The idea is that function h should make sure it initializes a and b *when it returns true*. Clang + IL optimizations produce

--------------------------
define void @test() nounwind uwtable {
entry:
  %a = alloca i32, align 4
  %b = alloca i32, align 4
  %call = call zeroext i1 @h(i32* %a, i32* %b) nounwind
  %call.not = xor i1 %call, true
  %0 = load i32* %a, align 4, !tbaa !0
  %cmp = icmp eq i32 %0, 42
  %or.cond = or i1 %cmp, %call.not
  %1 = load i32* %b, align 4, !tbaa !0
  %cmp2 = icmp eq i32 %1, 33
  %or.cond3 = or i1 %or.cond, %cmp2
  br i1 %or.cond3, label %if.then, label %if.else
if.then:
  call void @f() nounwind
  br label %if.end
if.else:
  call void @g() nounwind
  br label %if.end
if.end
  ret void
}
------------------------------

Which is fine, since the branch will never depend on an uninitialized value unless there is a bug in h. The problem is that the x86 backend splits the BB:

----------------------------------------------
	callq	h
	cmpl	$42, 4(%rsp)
	je	.LBB0_3
	xorb	$1, %al
	testb	%al, %al
	jne	.LBB0_3
        ...
---------------------------------------------

Now the first branch is using a potentially uninitialized value. The full function behavior stays the same: if the value is uninitialized then h returned false and we will end up branching to .LBB0_3 anyway.

The problem is that valgrind reports an invalid use as soon as it sees the first branch.

Any ideas on how to fix this? Changing the optimization to first check expressions that don't access memory would fix this example, but any splitting can introduce an uninitialized use for a given example.
Comment 1 Kostya Serebryany 2012-03-20 19:43:27 PDT
FYI: we have seen this and similar problems with Valgrind on gcc-compiled binaries as well. The best solution we could find was just to disable the guilty optimizations in gcc. 
I doubt that llvm or gcc should change the default behavior here, 
but it would be nice to have flags that disable Valgrind-unfriendly optimizations.
Comment 2 Kostya Serebryany 2012-03-20 19:46:06 PDT
FTR: this is one of the problems we had with gcc -O1: 

struct S {                                                                                                                                                                                          
  double unused;  // for alignment.

* Information provided:
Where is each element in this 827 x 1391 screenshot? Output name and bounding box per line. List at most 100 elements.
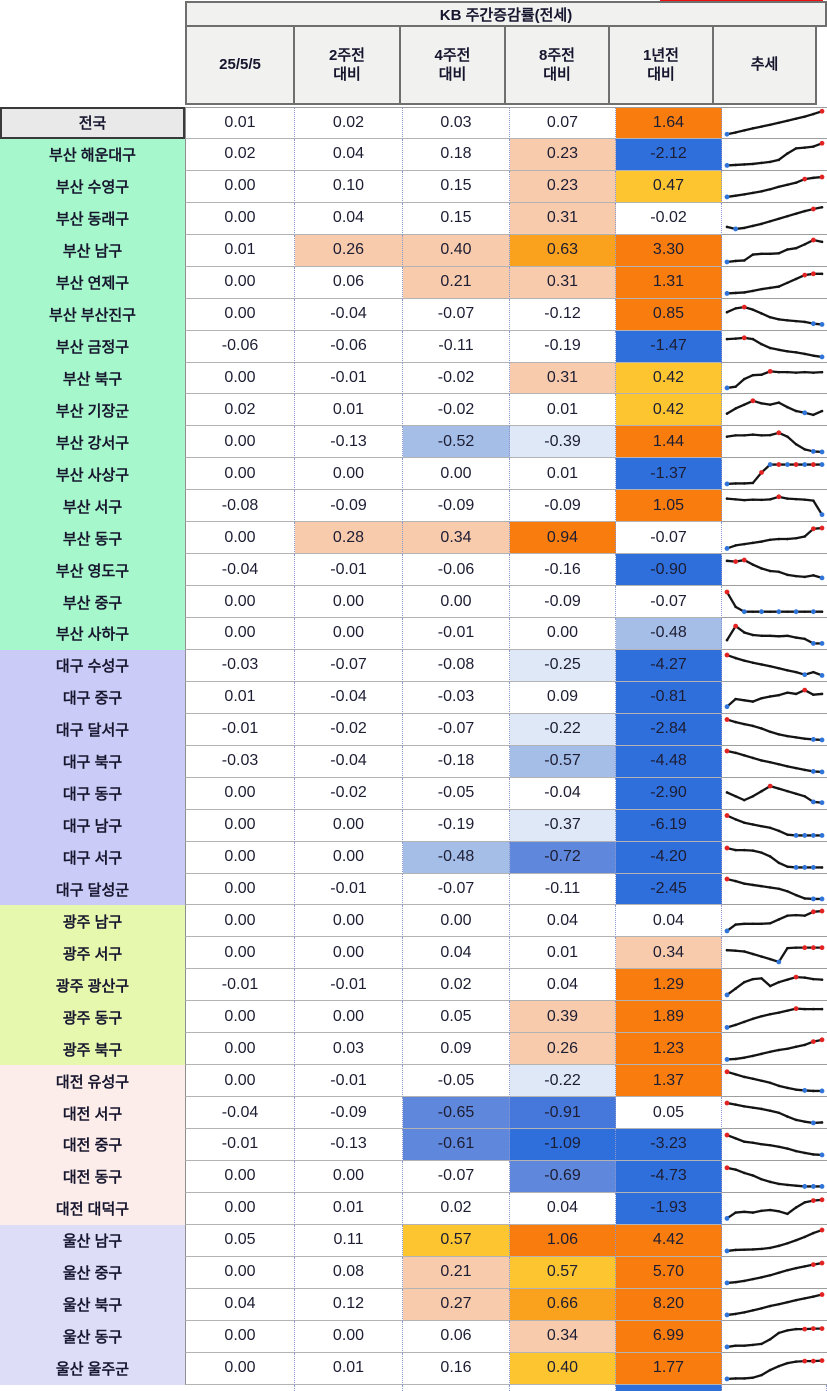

* Stated exercise 1:
In the bug report, what does valgrind report as soon as it sees the first branch?
* Stated exercise 2:
Write out the part of the bug report that begins at the words "Any ideas on" and stops after "a given example.".
* Stated exercise 3:
Rewrite the paragraph of the bug report that begins "Now the first branch is using" more briefly, keeping its main facts.
None of the lines are needed for this work.

* Final answer 1:
Valgrind reports an invalid use.

* Final answer 2:
Any ideas on how to fix this? Changing the optimization to first check expressions that don't access memory would fix this example, but any splitting can introduce an uninitialized use for a given example.

* Final answer 3:
The first branch now uses a possibly uninitialized value, but the function's overall behavior is unchanged: if the value is uninitialized, h returned false, so execution branches to .LBB0_3 regardless.